A faithful transcription of all the data is required.

# start of Data to use

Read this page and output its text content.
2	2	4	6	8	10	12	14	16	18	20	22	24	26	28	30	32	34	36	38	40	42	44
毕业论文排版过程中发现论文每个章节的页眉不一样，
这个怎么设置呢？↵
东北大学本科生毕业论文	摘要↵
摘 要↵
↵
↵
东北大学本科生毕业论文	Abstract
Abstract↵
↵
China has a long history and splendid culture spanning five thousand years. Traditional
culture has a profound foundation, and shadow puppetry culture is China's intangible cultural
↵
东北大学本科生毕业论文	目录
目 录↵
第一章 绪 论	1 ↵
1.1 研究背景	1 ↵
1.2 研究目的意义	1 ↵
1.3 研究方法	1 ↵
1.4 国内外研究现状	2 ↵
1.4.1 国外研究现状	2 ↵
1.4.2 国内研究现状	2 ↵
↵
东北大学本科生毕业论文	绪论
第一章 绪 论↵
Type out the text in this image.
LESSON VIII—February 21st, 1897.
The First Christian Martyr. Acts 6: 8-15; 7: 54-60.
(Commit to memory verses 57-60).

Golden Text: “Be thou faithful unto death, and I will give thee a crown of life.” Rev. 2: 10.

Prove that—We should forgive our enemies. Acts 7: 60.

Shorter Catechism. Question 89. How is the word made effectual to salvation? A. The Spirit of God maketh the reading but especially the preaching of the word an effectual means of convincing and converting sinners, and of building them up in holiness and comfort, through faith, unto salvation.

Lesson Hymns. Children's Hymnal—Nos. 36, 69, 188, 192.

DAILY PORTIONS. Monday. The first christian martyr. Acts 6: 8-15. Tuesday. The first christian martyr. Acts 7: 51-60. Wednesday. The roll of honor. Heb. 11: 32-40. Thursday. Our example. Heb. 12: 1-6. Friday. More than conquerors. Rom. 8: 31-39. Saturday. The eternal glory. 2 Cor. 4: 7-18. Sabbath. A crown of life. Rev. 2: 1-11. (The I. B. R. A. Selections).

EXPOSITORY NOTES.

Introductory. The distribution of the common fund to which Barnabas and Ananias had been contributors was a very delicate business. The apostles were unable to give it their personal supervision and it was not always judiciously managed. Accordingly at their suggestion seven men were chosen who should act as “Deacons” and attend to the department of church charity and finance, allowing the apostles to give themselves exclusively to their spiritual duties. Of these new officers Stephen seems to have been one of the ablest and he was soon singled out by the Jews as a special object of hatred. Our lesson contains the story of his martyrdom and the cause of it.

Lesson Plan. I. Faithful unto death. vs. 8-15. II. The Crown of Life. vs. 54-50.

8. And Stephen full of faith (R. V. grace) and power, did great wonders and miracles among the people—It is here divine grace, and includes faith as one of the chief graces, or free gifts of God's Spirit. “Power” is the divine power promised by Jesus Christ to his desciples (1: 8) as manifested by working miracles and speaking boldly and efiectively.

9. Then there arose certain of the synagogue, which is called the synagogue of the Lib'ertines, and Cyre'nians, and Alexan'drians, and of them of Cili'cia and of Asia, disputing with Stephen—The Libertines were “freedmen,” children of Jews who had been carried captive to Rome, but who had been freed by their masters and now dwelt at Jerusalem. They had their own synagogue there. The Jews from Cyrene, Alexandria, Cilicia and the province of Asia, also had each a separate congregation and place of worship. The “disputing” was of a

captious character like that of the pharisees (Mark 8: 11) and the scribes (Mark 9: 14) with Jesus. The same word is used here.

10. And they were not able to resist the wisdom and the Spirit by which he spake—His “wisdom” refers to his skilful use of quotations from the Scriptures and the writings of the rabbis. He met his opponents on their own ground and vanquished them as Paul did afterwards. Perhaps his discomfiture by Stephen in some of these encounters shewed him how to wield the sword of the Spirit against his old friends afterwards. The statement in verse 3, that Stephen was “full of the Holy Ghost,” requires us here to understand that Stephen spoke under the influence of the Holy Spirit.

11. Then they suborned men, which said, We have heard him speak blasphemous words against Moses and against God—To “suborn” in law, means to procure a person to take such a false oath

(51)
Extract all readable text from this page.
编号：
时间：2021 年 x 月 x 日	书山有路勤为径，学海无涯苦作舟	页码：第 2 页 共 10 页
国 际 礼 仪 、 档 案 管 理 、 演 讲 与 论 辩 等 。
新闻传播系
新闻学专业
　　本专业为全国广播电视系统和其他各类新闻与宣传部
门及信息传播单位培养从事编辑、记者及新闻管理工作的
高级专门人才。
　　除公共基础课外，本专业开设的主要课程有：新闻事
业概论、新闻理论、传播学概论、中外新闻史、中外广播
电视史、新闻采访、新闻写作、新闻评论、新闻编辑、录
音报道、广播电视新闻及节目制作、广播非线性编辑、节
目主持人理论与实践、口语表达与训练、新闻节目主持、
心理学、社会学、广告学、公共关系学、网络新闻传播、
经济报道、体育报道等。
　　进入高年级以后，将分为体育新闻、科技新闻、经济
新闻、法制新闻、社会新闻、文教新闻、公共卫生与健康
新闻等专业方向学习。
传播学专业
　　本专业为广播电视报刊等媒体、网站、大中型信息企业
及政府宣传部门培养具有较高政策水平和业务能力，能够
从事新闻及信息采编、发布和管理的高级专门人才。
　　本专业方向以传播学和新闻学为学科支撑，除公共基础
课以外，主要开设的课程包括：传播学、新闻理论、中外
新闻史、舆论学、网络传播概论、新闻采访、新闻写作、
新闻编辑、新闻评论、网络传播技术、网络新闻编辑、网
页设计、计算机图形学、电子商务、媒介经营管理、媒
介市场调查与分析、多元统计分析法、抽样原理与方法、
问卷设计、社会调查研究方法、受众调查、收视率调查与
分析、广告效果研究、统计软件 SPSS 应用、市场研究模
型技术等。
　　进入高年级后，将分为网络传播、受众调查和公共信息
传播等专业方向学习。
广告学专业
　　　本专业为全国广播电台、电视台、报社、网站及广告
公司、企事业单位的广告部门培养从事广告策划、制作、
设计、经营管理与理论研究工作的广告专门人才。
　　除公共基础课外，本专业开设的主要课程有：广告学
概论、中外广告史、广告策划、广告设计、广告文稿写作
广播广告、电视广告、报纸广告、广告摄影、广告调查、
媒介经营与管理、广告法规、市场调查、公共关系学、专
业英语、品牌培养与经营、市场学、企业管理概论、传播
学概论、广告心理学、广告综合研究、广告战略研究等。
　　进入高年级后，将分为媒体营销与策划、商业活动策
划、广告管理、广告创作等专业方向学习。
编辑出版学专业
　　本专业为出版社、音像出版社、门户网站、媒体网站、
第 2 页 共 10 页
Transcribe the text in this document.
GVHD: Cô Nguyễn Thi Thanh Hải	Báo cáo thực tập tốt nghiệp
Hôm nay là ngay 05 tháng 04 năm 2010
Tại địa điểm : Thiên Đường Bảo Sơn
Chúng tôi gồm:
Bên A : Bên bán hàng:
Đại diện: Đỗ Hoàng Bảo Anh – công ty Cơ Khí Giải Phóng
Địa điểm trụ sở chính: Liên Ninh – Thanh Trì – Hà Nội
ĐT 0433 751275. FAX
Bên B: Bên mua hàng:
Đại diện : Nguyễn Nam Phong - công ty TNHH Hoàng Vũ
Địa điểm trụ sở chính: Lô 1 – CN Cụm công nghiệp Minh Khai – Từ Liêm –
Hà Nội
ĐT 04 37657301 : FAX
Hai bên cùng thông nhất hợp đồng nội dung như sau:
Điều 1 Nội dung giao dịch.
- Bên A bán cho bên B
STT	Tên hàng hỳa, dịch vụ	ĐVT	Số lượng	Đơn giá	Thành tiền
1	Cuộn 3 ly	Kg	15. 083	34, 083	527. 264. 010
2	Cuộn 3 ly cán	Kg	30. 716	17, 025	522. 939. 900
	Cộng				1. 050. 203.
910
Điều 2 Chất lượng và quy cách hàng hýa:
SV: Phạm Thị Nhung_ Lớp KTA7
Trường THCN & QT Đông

# end of Data to use

Result for this exercise:
Read this page and output its text content.
2	2	4	6	8	10	12	14	16	18	20	22	24	26	28	30	32	34	36	38	40	42	44
毕业论文排版过程中发现论文每个章节的页眉不一样，
这个怎么设置呢？↵
东北大学本科生毕业论文	摘要↵
摘 要↵
↵
↵
东北大学本科生毕业论文	Abstract
Abstract↵
↵
China has a long history and splendid culture spanning five thousand years. Traditional
culture has a profound foundation, and shadow puppetry culture is China's intangible cultural
↵
东北大学本科生毕业论文	目录
目 录↵
第一章 绪 论	1 ↵
1.1 研究背景	1 ↵
1.2 研究目的意义	1 ↵
1.3 研究方法	1 ↵
1.4 国内外研究现状	2 ↵
1.4.1 国外研究现状	2 ↵
1.4.2 国内研究现状	2 ↵
↵
东北大学本科生毕业论文	绪论
第一章 绪 论↵
Type out the text in this image.
LESSON VIII—February 21st, 1897.
The First Christian Martyr. Acts 6: 8-15; 7: 54-60.
(Commit to memory verses 57-60).

Golden Text: “Be thou faithful unto death, and I will give thee a crown of life.” Rev. 2: 10.

Prove that—We should forgive our enemies. Acts 7: 60.

Shorter Catechism. Question 89. How is the word made effectual to salvation? A. The Spirit of God maketh the reading but especially the preaching of the word an effectual means of convincing and converting sinners, and of building them up in holiness and comfort, through faith, unto salvation.

Lesson Hymns. Children's Hymnal—Nos. 36, 69, 188, 192.

DAILY PORTIONS. Monday. The first christian martyr. Acts 6: 8-15. Tuesday. The first christian martyr. Acts 7: 51-60. Wednesday. The roll of honor. Heb. 11: 32-40. Thursday. Our example. Heb. 12: 1-6. Friday. More than conquerors. Rom. 8: 31-39. Saturday. The eternal glory. 2 Cor. 4: 7-18. Sabbath. A crown of life. Rev. 2: 1-11. (The I. B. R. A. Selections).

EXPOSITORY NOTES.

Introductory. The distribution of the common fund to which Barnabas and Ananias had been contributors was a very delicate business. The apostles were unable to give it their personal supervision and it was not always judiciously managed. Accordingly at their suggestion seven men were chosen who should act as “Deacons” and attend to the department of church charity and finance, allowing the apostles to give themselves exclusively to their spiritual duties. Of these new officers Stephen seems to have been one of the ablest and he was soon singled out by the Jews as a special object of hatred. Our lesson contains the story of his martyrdom and the cause of it.

Lesson Plan. I. Faithful unto death. vs. 8-15. II. The Crown of Life. vs. 54-50.

8. And Stephen full of faith (R. V. grace) and power, did great wonders and miracles among the people—It is here divine grace, and includes faith as one of the chief graces, or free gifts of God's Spirit. “Power” is the divine power promised by Jesus Christ to his desciples (1: 8) as manifested by working miracles and speaking boldly and efiectively.

9. Then there arose certain of the synagogue, which is called the synagogue of the Lib'ertines, and Cyre'nians, and Alexan'drians, and of them of Cili'cia and of Asia, disputing with Stephen—The Libertines were “freedmen,” children of Jews who had been carried captive to Rome, but who had been freed by their masters and now dwelt at Jerusalem. They had their own synagogue there. The Jews from Cyrene, Alexandria, Cilicia and the province of Asia, also had each a separate congregation and place of worship. The “disputing” was of a

captious character like that of the pharisees (Mark 8: 11) and the scribes (Mark 9: 14) with Jesus. The same word is used here.

10. And they were not able to resist the wisdom and the Spirit by which he spake—His “wisdom” refers to his skilful use of quotations from the Scriptures and the writings of the rabbis. He met his opponents on their own ground and vanquished them as Paul did afterwards. Perhaps his discomfiture by Stephen in some of these encounters shewed him how to wield the sword of the Spirit against his old friends afterwards. The statement in verse 3, that Stephen was “full of the Holy Ghost,” requires us here to understand that Stephen spoke under the influence of the Holy Spirit.

11. Then they suborned men, which said, We have heard him speak blasphemous words against Moses and against God—To “suborn” in law, means to procure a person to take such a false oath

(51)
Extract all readable text from this page.
编号：
时间：2021 年 x 月 x 日	书山有路勤为径，学海无涯苦作舟	页码：第 2 页 共 10 页
国 际 礼 仪 、 档 案 管 理 、 演 讲 与 论 辩 等 。
新闻传播系
新闻学专业
　　本专业为全国广播电视系统和其他各类新闻与宣传部
门及信息传播单位培养从事编辑、记者及新闻管理工作的
高级专门人才。
　　除公共基础课外，本专业开设的主要课程有：新闻事
业概论、新闻理论、传播学概论、中外新闻史、中外广播
电视史、新闻采访、新闻写作、新闻评论、新闻编辑、录
音报道、广播电视新闻及节目制作、广播非线性编辑、节
目主持人理论与实践、口语表达与训练、新闻节目主持、
心理学、社会学、广告学、公共关系学、网络新闻传播、
经济报道、体育报道等。
　　进入高年级以后，将分为体育新闻、科技新闻、经济
新闻、法制新闻、社会新闻、文教新闻、公共卫生与健康
新闻等专业方向学习。
传播学专业
　　本专业为广播电视报刊等媒体、网站、大中型信息企业
及政府宣传部门培养具有较高政策水平和业务能力，能够
从事新闻及信息采编、发布和管理的高级专门人才。
　　本专业方向以传播学和新闻学为学科支撑，除公共基础
课以外，主要开设的课程包括：传播学、新闻理论、中外
新闻史、舆论学、网络传播概论、新闻采访、新闻写作、
新闻编辑、新闻评论、网络传播技术、网络新闻编辑、网
页设计、计算机图形学、电子商务、媒介经营管理、媒
介市场调查与分析、多元统计分析法、抽样原理与方法、
问卷设计、社会调查研究方法、受众调查、收视率调查与
分析、广告效果研究、统计软件 SPSS 应用、市场研究模
型技术等。
　　进入高年级后，将分为网络传播、受众调查和公共信息
传播等专业方向学习。
广告学专业
　　　本专业为全国广播电台、电视台、报社、网站及广告
公司、企事业单位的广告部门培养从事广告策划、制作、
设计、经营管理与理论研究工作的广告专门人才。
　　除公共基础课外，本专业开设的主要课程有：广告学
概论、中外广告史、广告策划、广告设计、广告文稿写作
广播广告、电视广告、报纸广告、广告摄影、广告调查、
媒介经营与管理、广告法规、市场调查、公共关系学、专
业英语、品牌培养与经营、市场学、企业管理概论、传播
学概论、广告心理学、广告综合研究、广告战略研究等。
　　进入高年级后，将分为媒体营销与策划、商业活动策
划、广告管理、广告创作等专业方向学习。
编辑出版学专业
　　本专业为出版社、音像出版社、门户网站、媒体网站、
第 2 页 共 10 页
Transcribe the text in this document.
GVHD: Cô Nguyễn Thi Thanh Hải	Báo cáo thực tập tốt nghiệp
Hôm nay là ngay 05 tháng 04 năm 2010
Tại địa điểm : Thiên Đường Bảo Sơn
Chúng tôi gồm:
Bên A : Bên bán hàng:
Đại diện: Đỗ Hoàng Bảo Anh – công ty Cơ Khí Giải Phóng
Địa điểm trụ sở chính: Liên Ninh – Thanh Trì – Hà Nội
ĐT 0433 751275. FAX
Bên B: Bên mua hàng:
Đại diện : Nguyễn Nam Phong - công ty TNHH Hoàng Vũ
Địa điểm trụ sở chính: Lô 1 – CN Cụm công nghiệp Minh Khai – Từ Liêm –
Hà Nội
ĐT 04 37657301 : FAX
Hai bên cùng thông nhất hợp đồng nội dung như sau:
Điều 1 Nội dung giao dịch.
- Bên A bán cho bên B
STT	Tên hàng hỳa, dịch vụ	ĐVT	Số lượng	Đơn giá	Thành tiền
1	Cuộn 3 ly	Kg	15. 083	34, 083	527. 264. 010
2	Cuộn 3 ly cán	Kg	30. 716	17, 025	522. 939. 900
	Cộng				1. 050. 203.
910
Điều 2 Chất lượng và quy cách hàng hýa:
SV: Phạm Thị Nhung_ Lớp KTA7
Trường THCN & QT Đông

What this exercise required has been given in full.